[Page text entries]
________________________________________

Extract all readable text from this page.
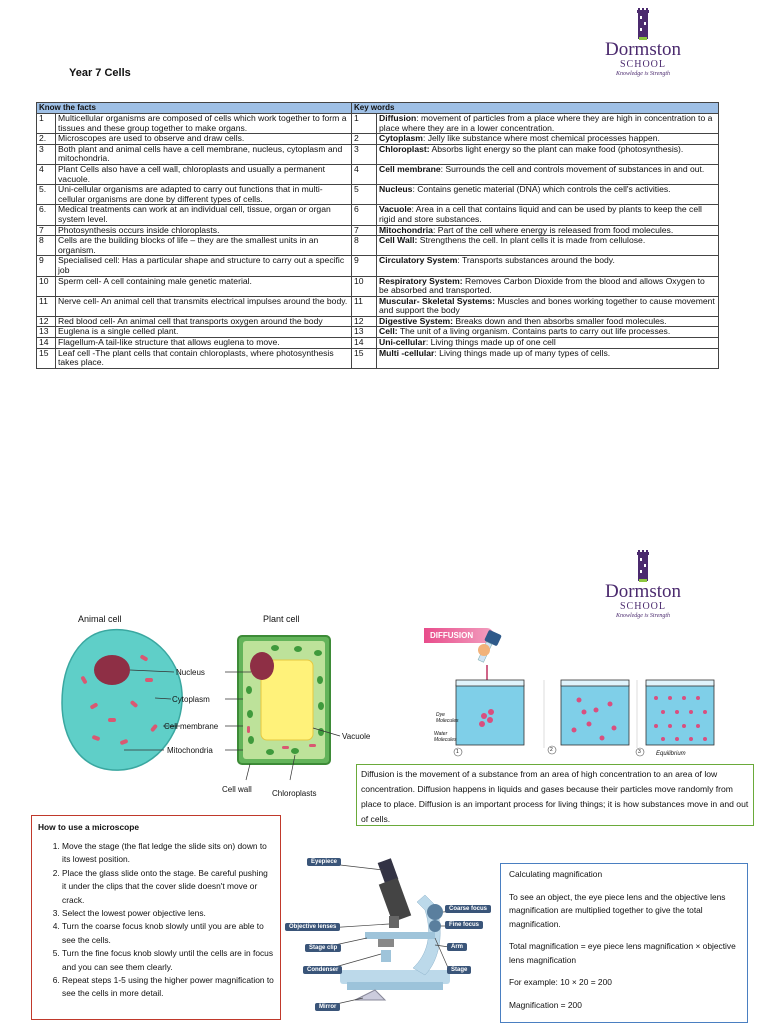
Dormston
SCHOOL
Knowledge is Strength
Year 7 Cells
Know the facts		Key words	
1	Multicellular organisms are composed of cells which work together to form a tissues and these group together to make organs.	1	Diffusion: movement of particles from a place where they are high in concentration to a place where they are in a lower concentration.
2.	Microscopes are used to observe and draw cells.	2	Cytoplasm: Jelly like substance where most chemical processes happen.
3	Both plant and animal cells have a cell membrane, nucleus, cytoplasm and mitochondria.	3	Chloroplast: Absorbs light energy so the plant can make food (photosynthesis).
4	Plant Cells also have a cell wall, chloroplasts and usually a permanent vacuole.	4	Cell membrane: Surrounds the cell and controls movement of substances in and out.
5.	Uni-cellular organisms are adapted to carry out functions that in multi-cellular organisms are done by different types of cells.	5	Nucleus: Contains genetic material (DNA) which controls the cell's activities.
6.	Medical treatments can work at an individual cell, tissue, organ or organ system level.	6	Vacuole: Area in a cell that contains liquid and can be used by plants to keep the cell rigid and store substances.
7	Photosynthesis occurs inside chloroplasts.	7	Mitochondria: Part of the cell where energy is released from food molecules.
8	Cells are the building blocks of life – they are the smallest units in an organism.	8	Cell Wall: Strengthens the cell. In plant cells it is made from cellulose.
9	Specialised cell: Has a particular shape and structure to carry out a specific job	9	Circulatory System: Transports substances around the body.
10	Sperm cell- A cell containing male genetic material.	10	Respiratory System: Removes Carbon Dioxide from the blood and allows Oxygen to be absorbed and transported.
11	Nerve cell- An animal cell that transmits electrical impulses around the body.	11	Muscular- Skeletal Systems: Muscles and bones working together to cause movement and support the body
12	Red blood cell- An animal cell that transports oxygen around the body	12	Digestive System: Breaks down and then absorbs smaller food molecules.
13	Euglena is a single celled plant.	13	Cell: The unit of a living organism. Contains parts to carry out life processes.
14	Flagellum-A tail-like structure that allows euglena to move.	14	Uni-cellular: Living things made up of one cell
15	Leaf cell -The plant cells that contain chloroplasts, where photosynthesis takes place.	15	Multi -cellular: Living things made up of many types of cells.
Dormston
SCHOOL
Knowledge is Strength
Animal cell	Plant cell
Nucleus
Cytoplasm
Cell membrane
Mitochondria
Vacuole
Cell wall	Chloroplasts
DIFFUSION
Dye Molecules
Water Molecules
1	2	3	Equilibrium
Diffusion is the movement of a substance from an area of high concentration to an area of low concentration. Diffusion happens in liquids and gases because their particles move randomly from place to place. Diffusion is an important process for living things; it is how substances move in and out of cells.
How to use a microscope
1. Move the stage (the flat ledge the slide sits on) down to its lowest position.
2. Place the glass slide onto the stage. Be careful pushing it under the clips that the cover slide doesn't move or crack.
3. Select the lowest power objective lens.
4. Turn the coarse focus knob slowly until you are able to see the cells.
5. Turn the fine focus knob slowly until the cells are in focus and you can see them clearly.
6. Repeat steps 1-5 using the higher power magnification to see the cells in more detail.
Eyepiece
Objective lenses
Stage clip
Condenser
Mirror
Coarse focus
Fine focus
Arm
Stage

Calculating magnification

To see an object, the eye piece lens and the objective lens magnification are multiplied together to give the total magnification.

Total magnification = eye piece lens magnification × objective lens magnification

For example: 10 × 20 = 200

Magnification = 200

________________________________________

**Problem statement:** Restate every entry above word for word; no picture belongs in the copy.

**Reply to the task:**
Extract all readable text from this page.
Dormston
SCHOOL
Knowledge is Strength
Year 7 Cells
Know the facts		Key words	
1	Multicellular organisms are composed of cells which work together to form a tissues and these group together to make organs.	1	Diffusion: movement of particles from a place where they are high in concentration to a place where they are in a lower concentration.
2.	Microscopes are used to observe and draw cells.	2	Cytoplasm: Jelly like substance where most chemical processes happen.
3	Both plant and animal cells have a cell membrane, nucleus, cytoplasm and mitochondria.	3	Chloroplast: Absorbs light energy so the plant can make food (photosynthesis).
4	Plant Cells also have a cell wall, chloroplasts and usually a permanent vacuole.	4	Cell membrane: Surrounds the cell and controls movement of substances in and out.
5.	Uni-cellular organisms are adapted to carry out functions that in multi-cellular organisms are done by different types of cells.	5	Nucleus: Contains genetic material (DNA) which controls the cell's activities.
6.	Medical treatments can work at an individual cell, tissue, organ or organ system level.	6	Vacuole: Area in a cell that contains liquid and can be used by plants to keep the cell rigid and store substances.
7	Photosynthesis occurs inside chloroplasts.	7	Mitochondria: Part of the cell where energy is released from food molecules.
8	Cells are the building blocks of life – they are the smallest units in an organism.	8	Cell Wall: Strengthens the cell. In plant cells it is made from cellulose.
9	Specialised cell: Has a particular shape and structure to carry out a specific job	9	Circulatory System: Transports substances around the body.
10	Sperm cell- A cell containing male genetic material.	10	Respiratory System: Removes Carbon Dioxide from the blood and allows Oxygen to be absorbed and transported.
11	Nerve cell- An animal cell that transmits electrical impulses around the body.	11	Muscular- Skeletal Systems: Muscles and bones working together to cause movement and support the body
12	Red blood cell- An animal cell that transports oxygen around the body	12	Digestive System: Breaks down and then absorbs smaller food molecules.
13	Euglena is a single celled plant.	13	Cell: The unit of a living organism. Contains parts to carry out life processes.
14	Flagellum-A tail-like structure that allows euglena to move.	14	Uni-cellular: Living things made up of one cell
15	Leaf cell -The plant cells that contain chloroplasts, where photosynthesis takes place.	15	Multi -cellular: Living things made up of many types of cells.
Dormston
SCHOOL
Knowledge is Strength
Animal cell	Plant cell
Nucleus
Cytoplasm
Cell membrane
Mitochondria
Vacuole
Cell wall	Chloroplasts
DIFFUSION
Dye Molecules
Water Molecules
1	2	3	Equilibrium
Diffusion is the movement of a substance from an area of high concentration to an area of low concentration. Diffusion happens in liquids and gases because their particles move randomly from place to place. Diffusion is an important process for living things; it is how substances move in and out of cells.
How to use a microscope
1. Move the stage (the flat ledge the slide sits on) down to its lowest position.
2. Place the glass slide onto the stage. Be careful pushing it under the clips that the cover slide doesn't move or crack.
3. Select the lowest power objective lens.
4. Turn the coarse focus knob slowly until you are able to see the cells.
5. Turn the fine focus knob slowly until the cells are in focus and you can see them clearly.
6. Repeat steps 1-5 using the higher power magnification to see the cells in more detail.
Eyepiece
Objective lenses
Stage clip
Condenser
Mirror
Coarse focus
Fine focus
Arm
Stage

Calculating magnification

To see an object, the eye piece lens and the objective lens magnification are multiplied together to give the total magnification.

Total magnification = eye piece lens magnification × objective lens magnification

For example: 10 × 20 = 200

Magnification = 200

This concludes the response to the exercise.